WORK TO COMPLETE: Exclude images, then output the remaining data verbatim.

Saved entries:
◆ ◆ ◆ ◆

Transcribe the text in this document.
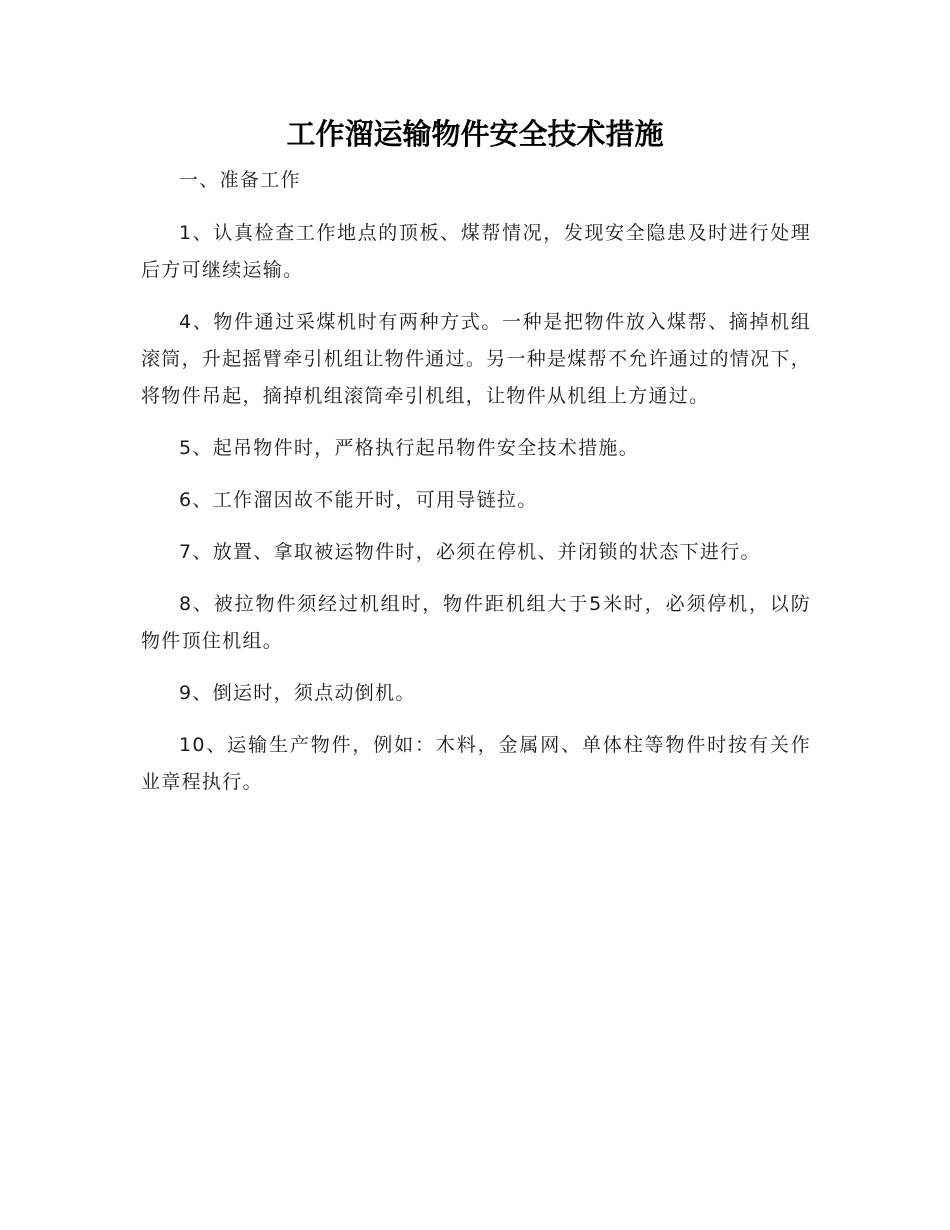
工作溜运输物件安全技术措施

一、准备工作

1、认真检查工作地点的顶板、煤帮情况，发现安全隐患及时进行处理后方可继续运输。

4、物件通过采煤机时有两种方式。一种是把物件放入煤帮、摘掉机组滚筒，升起摇臂牵引机组让物件通过。另一种是煤帮不允许通过的情况下，将物件吊起，摘掉机组滚筒牵引机组，让物件从机组上方通过。

5、起吊物件时，严格执行起吊物件安全技术措施。

6、工作溜因故不能开时，可用导链拉。

7、放置、拿取被运物件时，必须在停机、并闭锁的状态下进行。

8、被拉物件须经过机组时，物件距机组大于5米时，必须停机，以防物件顶住机组。

9、倒运时，须点动倒机。

10、运输生产物件，例如：木料，金属网、单体柱等物件时按有关作业章程执行。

◆ ◆ ◆ ◆

WRITTEN ANSWER:
Transcribe the text in this document.
工作溜运输物件安全技术措施

一、准备工作

1、认真检查工作地点的顶板、煤帮情况，发现安全隐患及时进行处理后方可继续运输。

4、物件通过采煤机时有两种方式。一种是把物件放入煤帮、摘掉机组滚筒，升起摇臂牵引机组让物件通过。另一种是煤帮不允许通过的情况下，将物件吊起，摘掉机组滚筒牵引机组，让物件从机组上方通过。

5、起吊物件时，严格执行起吊物件安全技术措施。

6、工作溜因故不能开时，可用导链拉。

7、放置、拿取被运物件时，必须在停机、并闭锁的状态下进行。

8、被拉物件须经过机组时，物件距机组大于5米时，必须停机，以防物件顶住机组。

9、倒运时，须点动倒机。

10、运输生产物件，例如：木料，金属网、单体柱等物件时按有关作业章程执行。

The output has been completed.